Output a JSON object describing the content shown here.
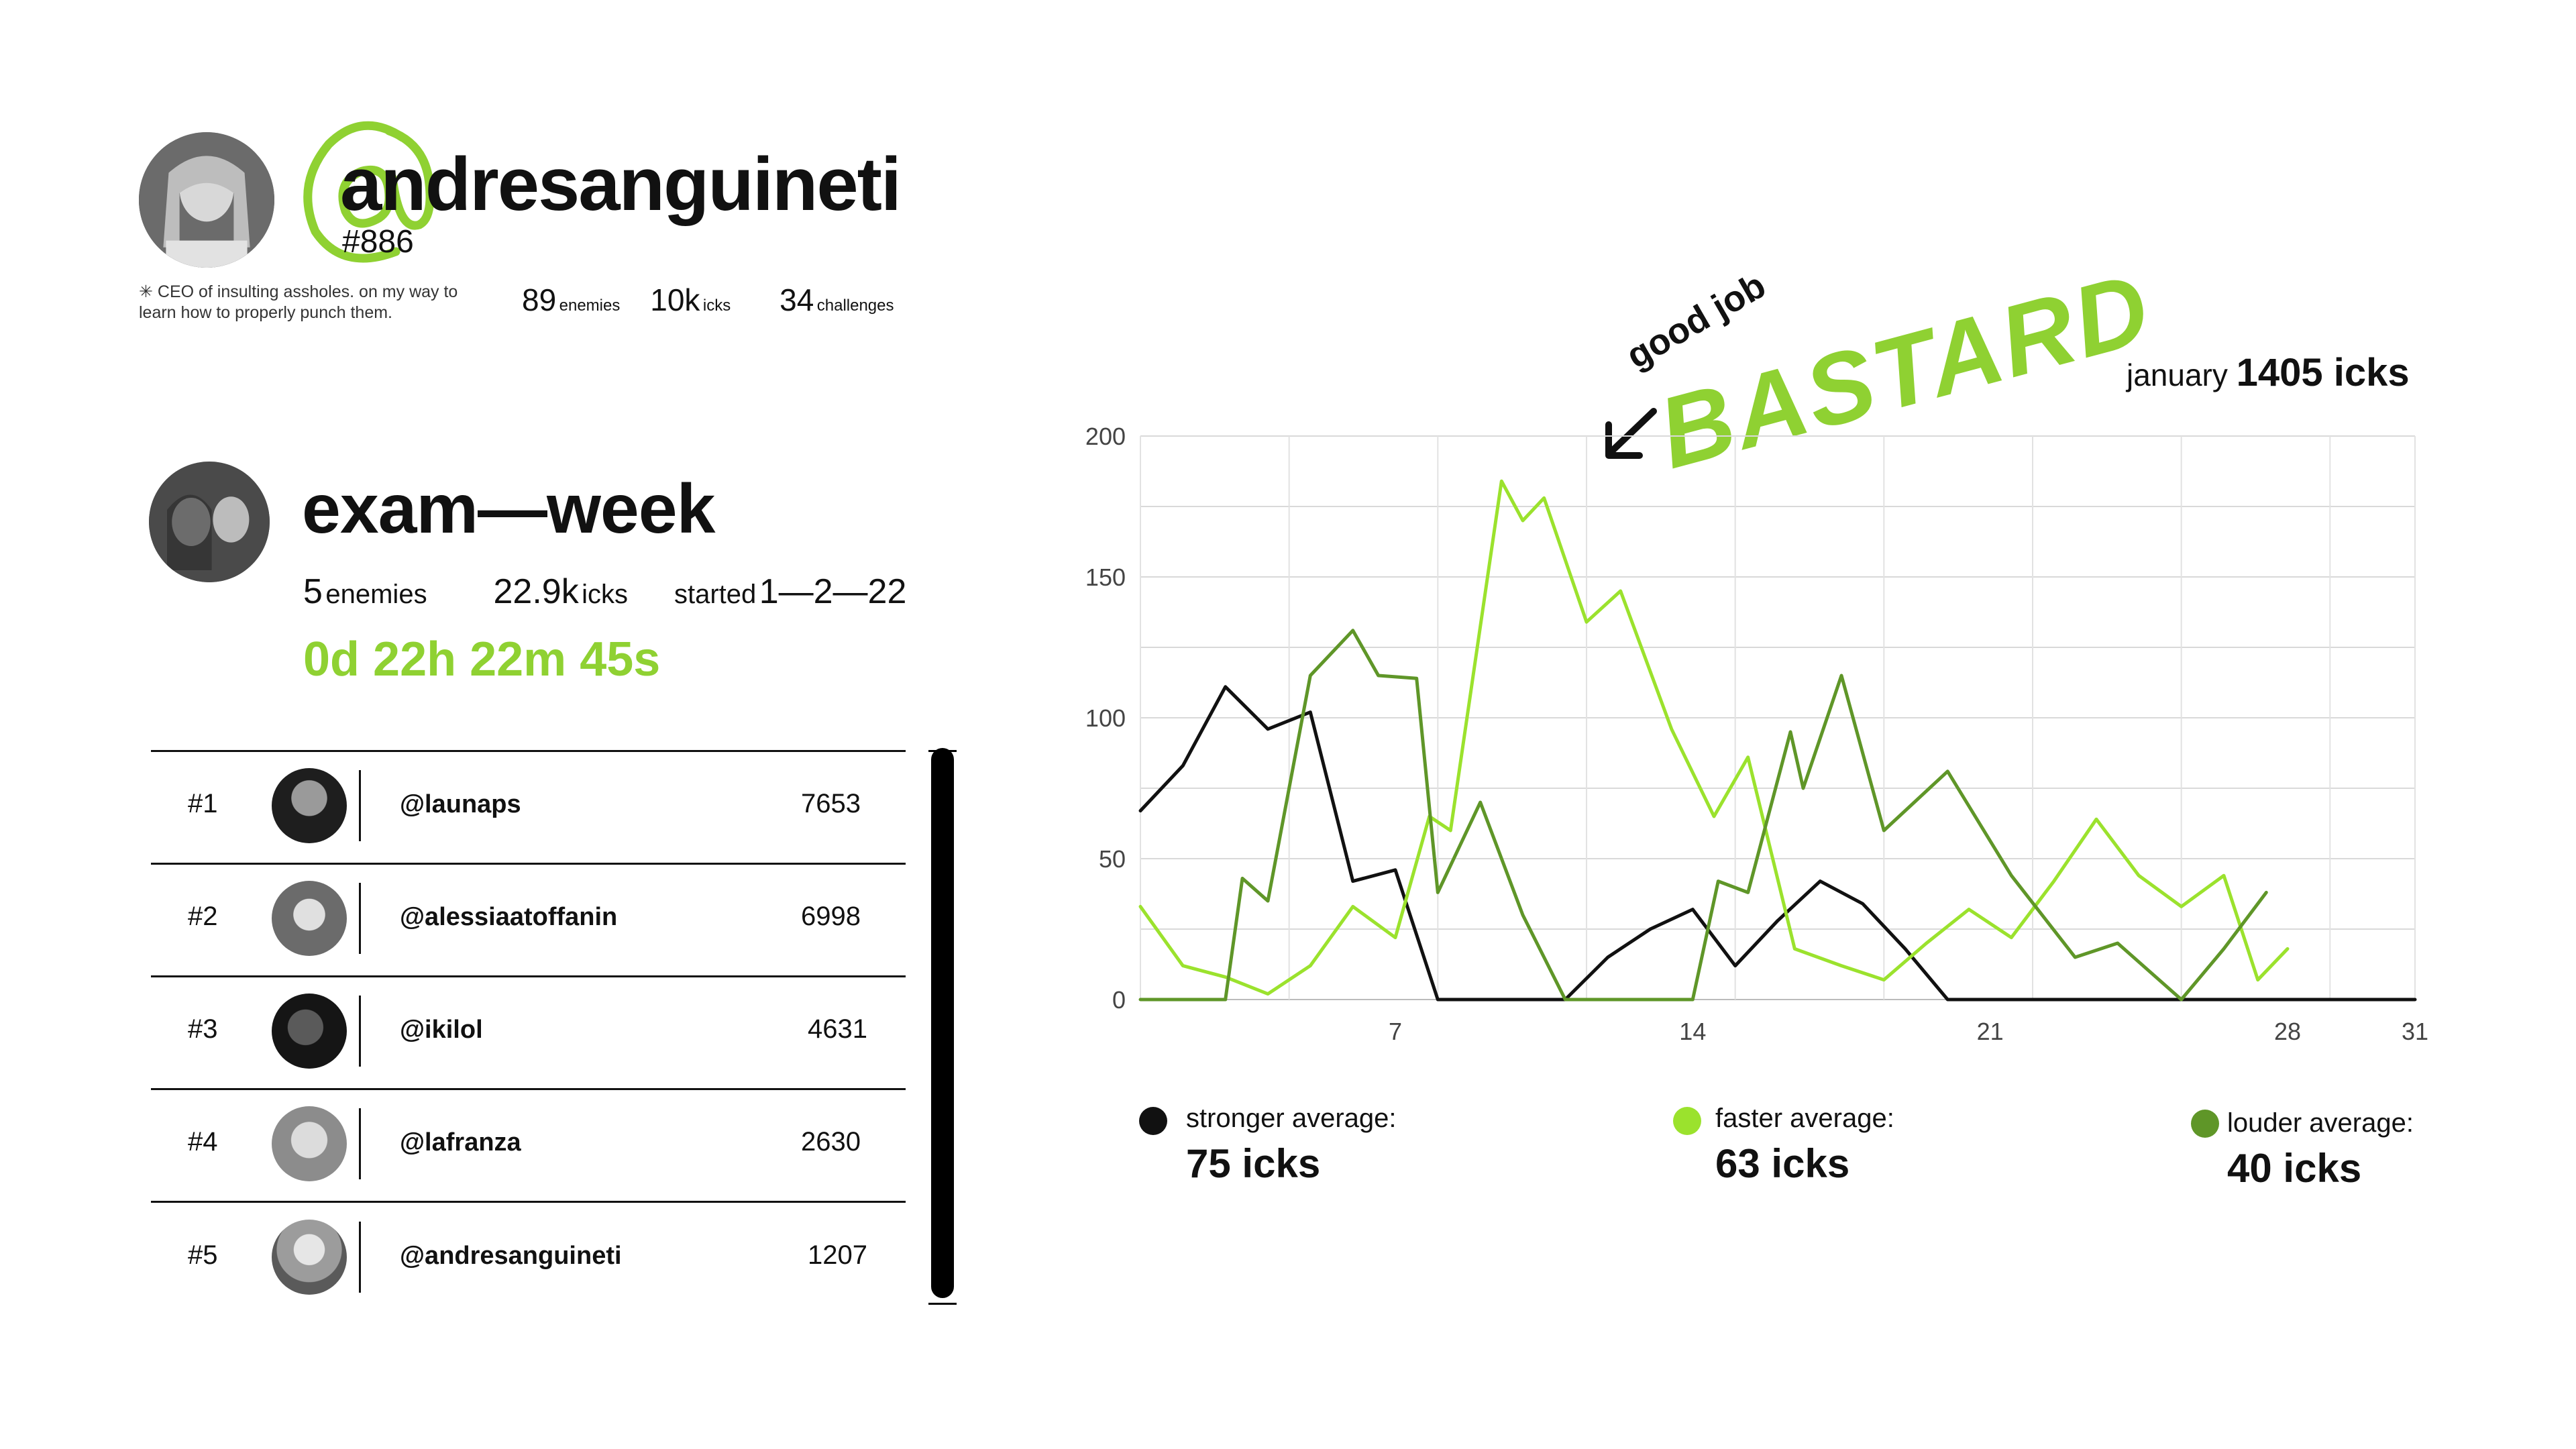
{
  "profile": {
    "at_symbol": "@",
    "handle": "andresanguineti",
    "tag": "#886",
    "bio": "✳ CEO of insulting assholes. on my way to learn how to properly punch them.",
    "stats": [
      {
        "value": "89",
        "label": "enemies"
      },
      {
        "value": "10k",
        "label": "icks"
      },
      {
        "value": "34",
        "label": "challenges"
      }
    ]
  },
  "group": {
    "title": "exam—week",
    "enemies_value": "5",
    "enemies_label": "enemies",
    "icks_value": "22.9k",
    "icks_label": "icks",
    "started_label": "started",
    "started_value": "1—2—22",
    "timer": "0d 22h 22m 45s"
  },
  "leaderboard": [
    {
      "rank": "#1",
      "name": "@launaps",
      "score": "7653"
    },
    {
      "rank": "#2",
      "name": "@alessiaatoffanin",
      "score": "6998"
    },
    {
      "rank": "#3",
      "name": "@ikilol",
      "score": "4631"
    },
    {
      "rank": "#4",
      "name": "@lafranza",
      "score": "2630"
    },
    {
      "rank": "#5",
      "name": "@andresanguineti",
      "score": "1207"
    }
  ],
  "annotation": {
    "small": "good job",
    "big": "BASTARD"
  },
  "chart_title": {
    "month": "january",
    "total": "1405 icks"
  },
  "colors": {
    "accent": "#8fd132",
    "stronger": "#111111",
    "faster": "#9be22d",
    "louder": "#5f9628"
  },
  "chart_data": {
    "type": "line",
    "x": [
      1,
      2,
      3,
      4,
      5,
      6,
      7,
      8,
      9,
      10,
      11,
      12,
      13,
      14,
      15,
      16,
      17,
      18,
      19,
      20,
      21,
      22,
      23,
      24,
      25,
      26,
      27,
      28,
      29,
      30,
      31
    ],
    "xticks": [
      7,
      14,
      21,
      28,
      31
    ],
    "yticks": [
      0,
      50,
      100,
      150,
      200
    ],
    "ylim": [
      0,
      200
    ],
    "xlim": [
      1,
      31
    ],
    "grid": true,
    "series": [
      {
        "name": "stronger",
        "color": "#111111",
        "points": [
          [
            1,
            67
          ],
          [
            2,
            83
          ],
          [
            3,
            111
          ],
          [
            4,
            96
          ],
          [
            5,
            102
          ],
          [
            6,
            42
          ],
          [
            7,
            46
          ],
          [
            8,
            0
          ],
          [
            9,
            0
          ],
          [
            10,
            0
          ],
          [
            11,
            0
          ],
          [
            12,
            15
          ],
          [
            13,
            25
          ],
          [
            14,
            32
          ],
          [
            15,
            12
          ],
          [
            16,
            28
          ],
          [
            17,
            42
          ],
          [
            18,
            34
          ],
          [
            19,
            18
          ],
          [
            20,
            0
          ],
          [
            21,
            0
          ],
          [
            22,
            0
          ],
          [
            23,
            0
          ],
          [
            24,
            0
          ],
          [
            25,
            0
          ],
          [
            26,
            0
          ],
          [
            27,
            0
          ],
          [
            28,
            0
          ],
          [
            29,
            0
          ],
          [
            30,
            0
          ],
          [
            31,
            0
          ]
        ]
      },
      {
        "name": "faster",
        "color": "#9be22d",
        "points": [
          [
            1,
            33
          ],
          [
            2,
            12
          ],
          [
            3,
            8
          ],
          [
            4,
            2
          ],
          [
            5,
            12
          ],
          [
            6,
            33
          ],
          [
            7,
            22
          ],
          [
            7.8,
            65
          ],
          [
            8.3,
            60
          ],
          [
            9.5,
            184
          ],
          [
            10.0,
            170
          ],
          [
            10.5,
            178
          ],
          [
            11.5,
            134
          ],
          [
            12.3,
            145
          ],
          [
            13.5,
            96
          ],
          [
            14.5,
            65
          ],
          [
            15.3,
            86
          ],
          [
            16.4,
            18
          ],
          [
            17.5,
            12
          ],
          [
            18.5,
            7
          ],
          [
            19.5,
            20
          ],
          [
            20.5,
            32
          ],
          [
            21.5,
            22
          ],
          [
            22.5,
            42
          ],
          [
            23.5,
            64
          ],
          [
            24.5,
            44
          ],
          [
            25.5,
            33
          ],
          [
            26.5,
            44
          ],
          [
            27.3,
            7
          ],
          [
            28,
            18
          ]
        ]
      },
      {
        "name": "louder",
        "color": "#5f9628",
        "points": [
          [
            1,
            0
          ],
          [
            2,
            0
          ],
          [
            3,
            0
          ],
          [
            3.4,
            43
          ],
          [
            4,
            35
          ],
          [
            5,
            115
          ],
          [
            6,
            131
          ],
          [
            6.6,
            115
          ],
          [
            7.5,
            114
          ],
          [
            8.0,
            38
          ],
          [
            9.0,
            70
          ],
          [
            10.0,
            30
          ],
          [
            11.0,
            0
          ],
          [
            12.0,
            0
          ],
          [
            13.0,
            0
          ],
          [
            14.0,
            0
          ],
          [
            14.6,
            42
          ],
          [
            15.3,
            38
          ],
          [
            16.3,
            95
          ],
          [
            16.6,
            75
          ],
          [
            17.5,
            115
          ],
          [
            18.5,
            60
          ],
          [
            20.0,
            81
          ],
          [
            21.5,
            44
          ],
          [
            23.0,
            15
          ],
          [
            24.0,
            20
          ],
          [
            25.5,
            0
          ],
          [
            26.5,
            18
          ],
          [
            27.5,
            38
          ]
        ]
      }
    ]
  },
  "legend": [
    {
      "label": "stronger average:",
      "value": "75 icks"
    },
    {
      "label": "faster average:",
      "value": "63 icks"
    },
    {
      "label": "louder average:",
      "value": "40 icks"
    }
  ]
}
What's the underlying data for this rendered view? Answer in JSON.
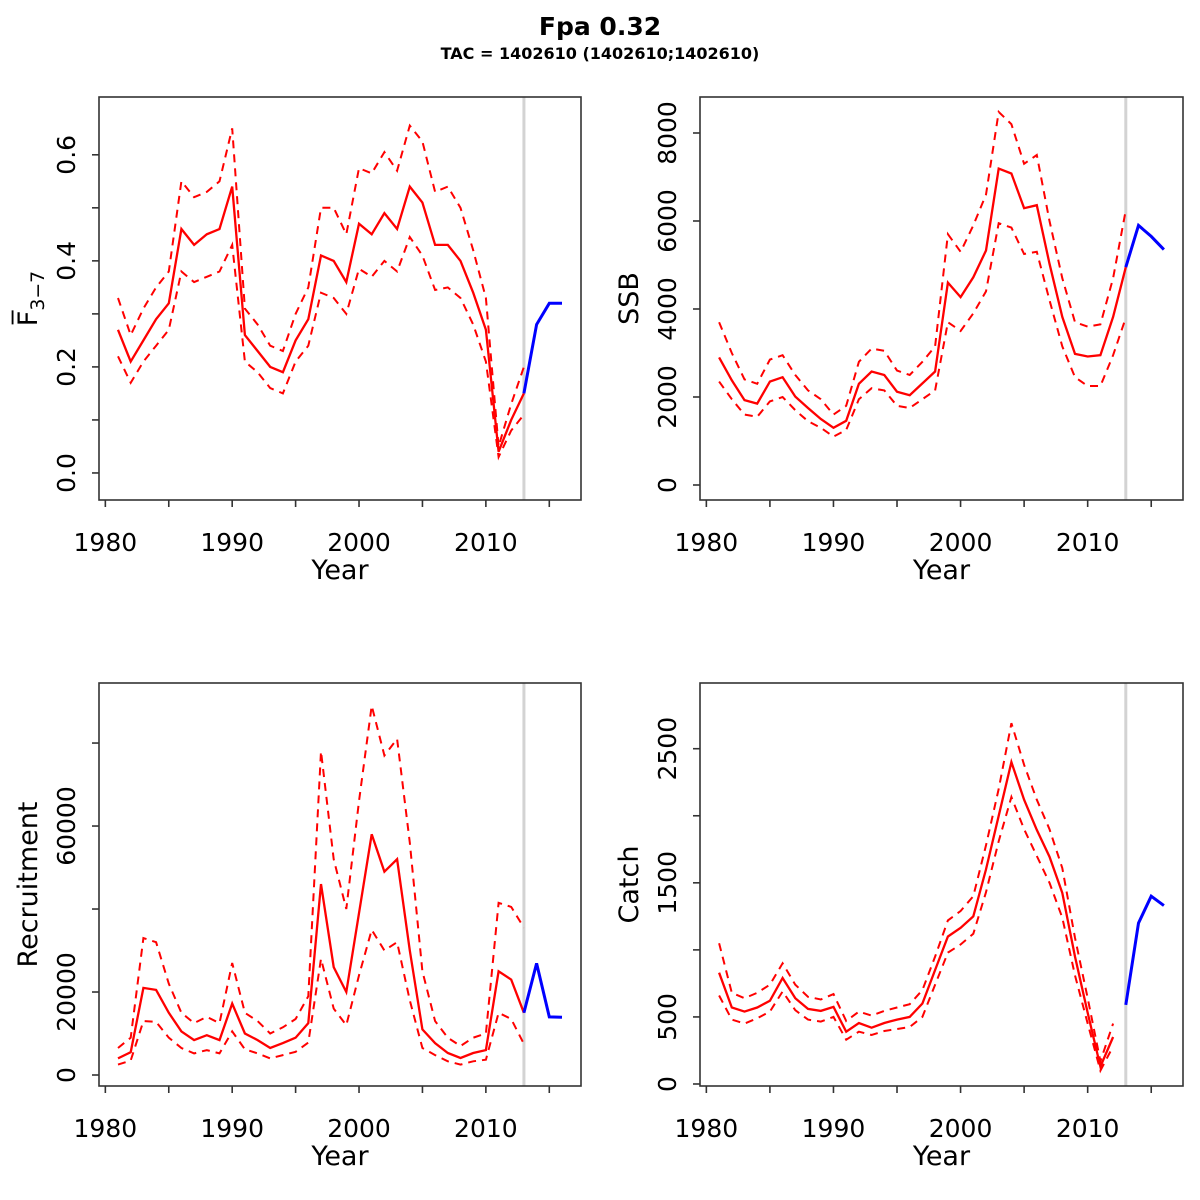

########################################

TASK TO CARRY OUT:
All of the records need repeating exactly, except for the pictures.

EXERCISE ANSWER:
Output a JSON object describing the content shown here.
{
  "profile": {
    "at_symbol": "@",
    "handle": "andresanguineti",
    "tag": "#886",
    "bio": "✳ CEO of insulting assholes. on my way to learn how to properly punch them.",
    "stats": [
      {
        "value": "89",
        "label": "enemies"
      },
      {
        "value": "10k",
        "label": "icks"
      },
      {
        "value": "34",
        "label": "challenges"
      }
    ]
  },
  "group": {
    "title": "exam—week",
    "enemies_value": "5",
    "enemies_label": "enemies",
    "icks_value": "22.9k",
    "icks_label": "icks",
    "started_label": "started",
    "started_value": "1—2—22",
    "timer": "0d 22h 22m 45s"
  },
  "leaderboard": [
    {
      "rank": "#1",
      "name": "@launaps",
      "score": "7653"
    },
    {
      "rank": "#2",
      "name": "@alessiaatoffanin",
      "score": "6998"
    },
    {
      "rank": "#3",
      "name": "@ikilol",
      "score": "4631"
    },
    {
      "rank": "#4",
      "name": "@lafranza",
      "score": "2630"
    },
    {
      "rank": "#5",
      "name": "@andresanguineti",
      "score": "1207"
    }
  ],
  "annotation": {
    "small": "good job",
    "big": "BASTARD"
  },
  "chart_title": {
    "month": "january",
    "total": "1405 icks"
  },
  "colors": {
    "accent": "#8fd132",
    "stronger": "#111111",
    "faster": "#9be22d",
    "louder": "#5f9628"
  },
  "chart_data": {
    "type": "line",
    "x": [
      1,
      2,
      3,
      4,
      5,
      6,
      7,
      8,
      9,
      10,
      11,
      12,
      13,
      14,
      15,
      16,
      17,
      18,
      19,
      20,
      21,
      22,
      23,
      24,
      25,
      26,
      27,
      28,
      29,
      30,
      31
    ],
    "xticks": [
      7,
      14,
      21,
      28,
      31
    ],
    "yticks": [
      0,
      50,
      100,
      150,
      200
    ],
    "ylim": [
      0,
      200
    ],
    "xlim": [
      1,
      31
    ],
    "grid": true,
    "series": [
      {
        "name": "stronger",
        "color": "#111111",
        "points": [
          [
            1,
            67
          ],
          [
            2,
            83
          ],
          [
            3,
            111
          ],
          [
            4,
            96
          ],
          [
            5,
            102
          ],
          [
            6,
            42
          ],
          [
            7,
            46
          ],
          [
            8,
            0
          ],
          [
            9,
            0
          ],
          [
            10,
            0
          ],
          [
            11,
            0
          ],
          [
            12,
            15
          ],
          [
            13,
            25
          ],
          [
            14,
            32
          ],
          [
            15,
            12
          ],
          [
            16,
            28
          ],
          [
            17,
            42
          ],
          [
            18,
            34
          ],
          [
            19,
            18
          ],
          [
            20,
            0
          ],
          [
            21,
            0
          ],
          [
            22,
            0
          ],
          [
            23,
            0
          ],
          [
            24,
            0
          ],
          [
            25,
            0
          ],
          [
            26,
            0
          ],
          [
            27,
            0
          ],
          [
            28,
            0
          ],
          [
            29,
            0
          ],
          [
            30,
            0
          ],
          [
            31,
            0
          ]
        ]
      },
      {
        "name": "faster",
        "color": "#9be22d",
        "points": [
          [
            1,
            33
          ],
          [
            2,
            12
          ],
          [
            3,
            8
          ],
          [
            4,
            2
          ],
          [
            5,
            12
          ],
          [
            6,
            33
          ],
          [
            7,
            22
          ],
          [
            7.8,
            65
          ],
          [
            8.3,
            60
          ],
          [
            9.5,
            184
          ],
          [
            10.0,
            170
          ],
          [
            10.5,
            178
          ],
          [
            11.5,
            134
          ],
          [
            12.3,
            145
          ],
          [
            13.5,
            96
          ],
          [
            14.5,
            65
          ],
          [
            15.3,
            86
          ],
          [
            16.4,
            18
          ],
          [
            17.5,
            12
          ],
          [
            18.5,
            7
          ],
          [
            19.5,
            20
          ],
          [
            20.5,
            32
          ],
          [
            21.5,
            22
          ],
          [
            22.5,
            42
          ],
          [
            23.5,
            64
          ],
          [
            24.5,
            44
          ],
          [
            25.5,
            33
          ],
          [
            26.5,
            44
          ],
          [
            27.3,
            7
          ],
          [
            28,
            18
          ]
        ]
      },
      {
        "name": "louder",
        "color": "#5f9628",
        "points": [
          [
            1,
            0
          ],
          [
            2,
            0
          ],
          [
            3,
            0
          ],
          [
            3.4,
            43
          ],
          [
            4,
            35
          ],
          [
            5,
            115
          ],
          [
            6,
            131
          ],
          [
            6.6,
            115
          ],
          [
            7.5,
            114
          ],
          [
            8.0,
            38
          ],
          [
            9.0,
            70
          ],
          [
            10.0,
            30
          ],
          [
            11.0,
            0
          ],
          [
            12.0,
            0
          ],
          [
            13.0,
            0
          ],
          [
            14.0,
            0
          ],
          [
            14.6,
            42
          ],
          [
            15.3,
            38
          ],
          [
            16.3,
            95
          ],
          [
            16.6,
            75
          ],
          [
            17.5,
            115
          ],
          [
            18.5,
            60
          ],
          [
            20.0,
            81
          ],
          [
            21.5,
            44
          ],
          [
            23.0,
            15
          ],
          [
            24.0,
            20
          ],
          [
            25.5,
            0
          ],
          [
            26.5,
            18
          ],
          [
            27.5,
            38
          ]
        ]
      }
    ]
  },
  "legend": [
    {
      "label": "stronger average:",
      "value": "75 icks"
    },
    {
      "label": "faster average:",
      "value": "63 icks"
    },
    {
      "label": "louder average:",
      "value": "40 icks"
    }
  ]
}
What's the underlying data for this rendered view? Answer in JSON.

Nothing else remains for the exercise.